--- begin RECORDS SUPPLIED ---
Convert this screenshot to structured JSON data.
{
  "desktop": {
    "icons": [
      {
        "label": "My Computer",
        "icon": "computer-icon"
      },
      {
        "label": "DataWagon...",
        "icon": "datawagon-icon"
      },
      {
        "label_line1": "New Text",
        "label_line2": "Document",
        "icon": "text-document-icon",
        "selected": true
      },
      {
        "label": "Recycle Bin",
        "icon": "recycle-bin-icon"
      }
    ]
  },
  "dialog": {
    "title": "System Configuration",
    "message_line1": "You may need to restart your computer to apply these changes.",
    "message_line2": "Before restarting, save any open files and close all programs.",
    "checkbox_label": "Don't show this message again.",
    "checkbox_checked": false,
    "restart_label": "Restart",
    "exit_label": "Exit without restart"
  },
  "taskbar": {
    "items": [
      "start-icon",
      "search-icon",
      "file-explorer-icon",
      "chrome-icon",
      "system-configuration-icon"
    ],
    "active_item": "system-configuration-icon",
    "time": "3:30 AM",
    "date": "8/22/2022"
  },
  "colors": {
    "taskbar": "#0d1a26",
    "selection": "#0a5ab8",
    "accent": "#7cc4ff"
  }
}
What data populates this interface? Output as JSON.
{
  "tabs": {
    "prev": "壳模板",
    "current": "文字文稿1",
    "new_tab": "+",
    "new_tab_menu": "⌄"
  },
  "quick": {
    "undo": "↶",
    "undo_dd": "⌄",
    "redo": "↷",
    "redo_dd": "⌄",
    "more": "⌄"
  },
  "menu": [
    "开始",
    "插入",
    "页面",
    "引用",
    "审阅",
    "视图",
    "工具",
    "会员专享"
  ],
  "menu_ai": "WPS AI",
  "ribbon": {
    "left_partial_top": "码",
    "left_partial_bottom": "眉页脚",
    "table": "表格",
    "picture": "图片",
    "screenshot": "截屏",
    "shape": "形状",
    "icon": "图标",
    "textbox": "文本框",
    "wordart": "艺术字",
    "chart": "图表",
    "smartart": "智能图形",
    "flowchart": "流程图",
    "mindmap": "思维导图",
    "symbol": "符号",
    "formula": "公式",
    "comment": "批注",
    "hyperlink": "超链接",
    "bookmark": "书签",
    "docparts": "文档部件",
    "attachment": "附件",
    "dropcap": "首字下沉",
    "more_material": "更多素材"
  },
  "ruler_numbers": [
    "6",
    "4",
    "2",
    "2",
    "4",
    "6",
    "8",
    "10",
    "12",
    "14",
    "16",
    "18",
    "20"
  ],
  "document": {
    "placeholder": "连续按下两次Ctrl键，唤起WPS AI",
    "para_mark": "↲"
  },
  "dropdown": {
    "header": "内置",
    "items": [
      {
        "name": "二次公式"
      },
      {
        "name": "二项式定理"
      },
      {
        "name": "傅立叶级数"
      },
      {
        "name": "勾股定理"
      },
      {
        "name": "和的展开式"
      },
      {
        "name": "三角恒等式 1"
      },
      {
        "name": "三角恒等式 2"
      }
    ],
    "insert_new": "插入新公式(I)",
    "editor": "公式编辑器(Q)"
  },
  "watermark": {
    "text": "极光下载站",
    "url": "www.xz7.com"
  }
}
--- end RECORDS SUPPLIED ---
WHAT THE TASK ASKS
Copy every line of the records word for word.

OUTPUT OF THE EXERCISE
Convert this screenshot to structured JSON data.
{
  "desktop": {
    "icons": [
      {
        "label": "My Computer",
        "icon": "computer-icon"
      },
      {
        "label": "DataWagon...",
        "icon": "datawagon-icon"
      },
      {
        "label_line1": "New Text",
        "label_line2": "Document",
        "icon": "text-document-icon",
        "selected": true
      },
      {
        "label": "Recycle Bin",
        "icon": "recycle-bin-icon"
      }
    ]
  },
  "dialog": {
    "title": "System Configuration",
    "message_line1": "You may need to restart your computer to apply these changes.",
    "message_line2": "Before restarting, save any open files and close all programs.",
    "checkbox_label": "Don't show this message again.",
    "checkbox_checked": false,
    "restart_label": "Restart",
    "exit_label": "Exit without restart"
  },
  "taskbar": {
    "items": [
      "start-icon",
      "search-icon",
      "file-explorer-icon",
      "chrome-icon",
      "system-configuration-icon"
    ],
    "active_item": "system-configuration-icon",
    "time": "3:30 AM",
    "date": "8/22/2022"
  },
  "colors": {
    "taskbar": "#0d1a26",
    "selection": "#0a5ab8",
    "accent": "#7cc4ff"
  }
}
What data populates this interface? Output as JSON.
{
  "tabs": {
    "prev": "壳模板",
    "current": "文字文稿1",
    "new_tab": "+",
    "new_tab_menu": "⌄"
  },
  "quick": {
    "undo": "↶",
    "undo_dd": "⌄",
    "redo": "↷",
    "redo_dd": "⌄",
    "more": "⌄"
  },
  "menu": [
    "开始",
    "插入",
    "页面",
    "引用",
    "审阅",
    "视图",
    "工具",
    "会员专享"
  ],
  "menu_ai": "WPS AI",
  "ribbon": {
    "left_partial_top": "码",
    "left_partial_bottom": "眉页脚",
    "table": "表格",
    "picture": "图片",
    "screenshot": "截屏",
    "shape": "形状",
    "icon": "图标",
    "textbox": "文本框",
    "wordart": "艺术字",
    "chart": "图表",
    "smartart": "智能图形",
    "flowchart": "流程图",
    "mindmap": "思维导图",
    "symbol": "符号",
    "formula": "公式",
    "comment": "批注",
    "hyperlink": "超链接",
    "bookmark": "书签",
    "docparts": "文档部件",
    "attachment": "附件",
    "dropcap": "首字下沉",
    "more_material": "更多素材"
  },
  "ruler_numbers": [
    "6",
    "4",
    "2",
    "2",
    "4",
    "6",
    "8",
    "10",
    "12",
    "14",
    "16",
    "18",
    "20"
  ],
  "document": {
    "placeholder": "连续按下两次Ctrl键，唤起WPS AI",
    "para_mark": "↲"
  },
  "dropdown": {
    "header": "内置",
    "items": [
      {
        "name": "二次公式"
      },
      {
        "name": "二项式定理"
      },
      {
        "name": "傅立叶级数"
      },
      {
        "name": "勾股定理"
      },
      {
        "name": "和的展开式"
      },
      {
        "name": "三角恒等式 1"
      },
      {
        "name": "三角恒等式 2"
      }
    ],
    "insert_new": "插入新公式(I)",
    "editor": "公式编辑器(Q)"
  },
  "watermark": {
    "text": "极光下载站",
    "url": "www.xz7.com"
  }
}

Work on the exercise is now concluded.